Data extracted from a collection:
>> Begin
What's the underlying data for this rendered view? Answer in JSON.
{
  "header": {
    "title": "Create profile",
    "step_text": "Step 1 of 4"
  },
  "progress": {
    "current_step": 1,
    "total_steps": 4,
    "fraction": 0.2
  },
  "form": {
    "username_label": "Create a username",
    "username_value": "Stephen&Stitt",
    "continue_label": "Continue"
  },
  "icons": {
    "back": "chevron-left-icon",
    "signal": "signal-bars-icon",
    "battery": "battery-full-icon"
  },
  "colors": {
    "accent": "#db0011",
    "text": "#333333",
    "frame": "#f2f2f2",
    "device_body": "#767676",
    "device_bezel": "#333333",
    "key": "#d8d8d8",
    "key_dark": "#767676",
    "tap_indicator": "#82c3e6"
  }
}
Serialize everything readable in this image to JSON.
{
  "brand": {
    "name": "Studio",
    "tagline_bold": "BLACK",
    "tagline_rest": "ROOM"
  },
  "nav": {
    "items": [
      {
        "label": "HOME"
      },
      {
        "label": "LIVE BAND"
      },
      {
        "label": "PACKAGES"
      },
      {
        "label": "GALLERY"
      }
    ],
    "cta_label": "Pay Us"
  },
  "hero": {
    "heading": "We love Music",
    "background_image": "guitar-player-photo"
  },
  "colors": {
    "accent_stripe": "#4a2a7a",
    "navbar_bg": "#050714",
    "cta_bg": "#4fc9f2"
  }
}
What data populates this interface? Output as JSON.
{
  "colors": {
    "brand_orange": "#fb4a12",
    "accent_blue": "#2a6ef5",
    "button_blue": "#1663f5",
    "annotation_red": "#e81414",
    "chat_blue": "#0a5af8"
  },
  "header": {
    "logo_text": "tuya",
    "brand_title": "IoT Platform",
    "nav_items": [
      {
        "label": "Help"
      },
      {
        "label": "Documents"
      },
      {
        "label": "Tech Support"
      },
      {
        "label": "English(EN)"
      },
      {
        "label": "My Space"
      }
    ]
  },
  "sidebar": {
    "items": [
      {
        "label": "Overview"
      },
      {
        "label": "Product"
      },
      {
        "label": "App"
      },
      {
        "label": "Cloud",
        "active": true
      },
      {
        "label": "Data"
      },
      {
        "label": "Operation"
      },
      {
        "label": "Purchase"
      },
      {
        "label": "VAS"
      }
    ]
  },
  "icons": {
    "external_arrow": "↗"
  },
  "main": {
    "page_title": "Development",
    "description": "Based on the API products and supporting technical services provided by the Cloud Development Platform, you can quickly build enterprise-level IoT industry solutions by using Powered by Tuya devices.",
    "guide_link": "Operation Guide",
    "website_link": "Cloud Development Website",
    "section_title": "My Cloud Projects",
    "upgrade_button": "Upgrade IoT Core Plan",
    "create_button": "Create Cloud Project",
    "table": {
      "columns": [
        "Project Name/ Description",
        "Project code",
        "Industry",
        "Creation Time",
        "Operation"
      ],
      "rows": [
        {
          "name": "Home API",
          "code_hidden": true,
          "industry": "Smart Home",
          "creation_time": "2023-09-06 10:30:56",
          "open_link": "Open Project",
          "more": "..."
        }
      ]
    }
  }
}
>> End
* [CHALLENGE] Retype every entry word for word.

* [EXERCISE RESPONSE]
What's the underlying data for this rendered view? Answer in JSON.
{
  "header": {
    "title": "Create profile",
    "step_text": "Step 1 of 4"
  },
  "progress": {
    "current_step": 1,
    "total_steps": 4,
    "fraction": 0.2
  },
  "form": {
    "username_label": "Create a username",
    "username_value": "Stephen&Stitt",
    "continue_label": "Continue"
  },
  "icons": {
    "back": "chevron-left-icon",
    "signal": "signal-bars-icon",
    "battery": "battery-full-icon"
  },
  "colors": {
    "accent": "#db0011",
    "text": "#333333",
    "frame": "#f2f2f2",
    "device_body": "#767676",
    "device_bezel": "#333333",
    "key": "#d8d8d8",
    "key_dark": "#767676",
    "tap_indicator": "#82c3e6"
  }
}
Serialize everything readable in this image to JSON.
{
  "brand": {
    "name": "Studio",
    "tagline_bold": "BLACK",
    "tagline_rest": "ROOM"
  },
  "nav": {
    "items": [
      {
        "label": "HOME"
      },
      {
        "label": "LIVE BAND"
      },
      {
        "label": "PACKAGES"
      },
      {
        "label": "GALLERY"
      }
    ],
    "cta_label": "Pay Us"
  },
  "hero": {
    "heading": "We love Music",
    "background_image": "guitar-player-photo"
  },
  "colors": {
    "accent_stripe": "#4a2a7a",
    "navbar_bg": "#050714",
    "cta_bg": "#4fc9f2"
  }
}
What data populates this interface? Output as JSON.
{
  "colors": {
    "brand_orange": "#fb4a12",
    "accent_blue": "#2a6ef5",
    "button_blue": "#1663f5",
    "annotation_red": "#e81414",
    "chat_blue": "#0a5af8"
  },
  "header": {
    "logo_text": "tuya",
    "brand_title": "IoT Platform",
    "nav_items": [
      {
        "label": "Help"
      },
      {
        "label": "Documents"
      },
      {
        "label": "Tech Support"
      },
      {
        "label": "English(EN)"
      },
      {
        "label": "My Space"
      }
    ]
  },
  "sidebar": {
    "items": [
      {
        "label": "Overview"
      },
      {
        "label": "Product"
      },
      {
        "label": "App"
      },
      {
        "label": "Cloud",
        "active": true
      },
      {
        "label": "Data"
      },
      {
        "label": "Operation"
      },
      {
        "label": "Purchase"
      },
      {
        "label": "VAS"
      }
    ]
  },
  "icons": {
    "external_arrow": "↗"
  },
  "main": {
    "page_title": "Development",
    "description": "Based on the API products and supporting technical services provided by the Cloud Development Platform, you can quickly build enterprise-level IoT industry solutions by using Powered by Tuya devices.",
    "guide_link": "Operation Guide",
    "website_link": "Cloud Development Website",
    "section_title": "My Cloud Projects",
    "upgrade_button": "Upgrade IoT Core Plan",
    "create_button": "Create Cloud Project",
    "table": {
      "columns": [
        "Project Name/ Description",
        "Project code",
        "Industry",
        "Creation Time",
        "Operation"
      ],
      "rows": [
        {
          "name": "Home API",
          "code_hidden": true,
          "industry": "Smart Home",
          "creation_time": "2023-09-06 10:30:56",
          "open_link": "Open Project",
          "more": "..."
        }
      ]
    }
  }
}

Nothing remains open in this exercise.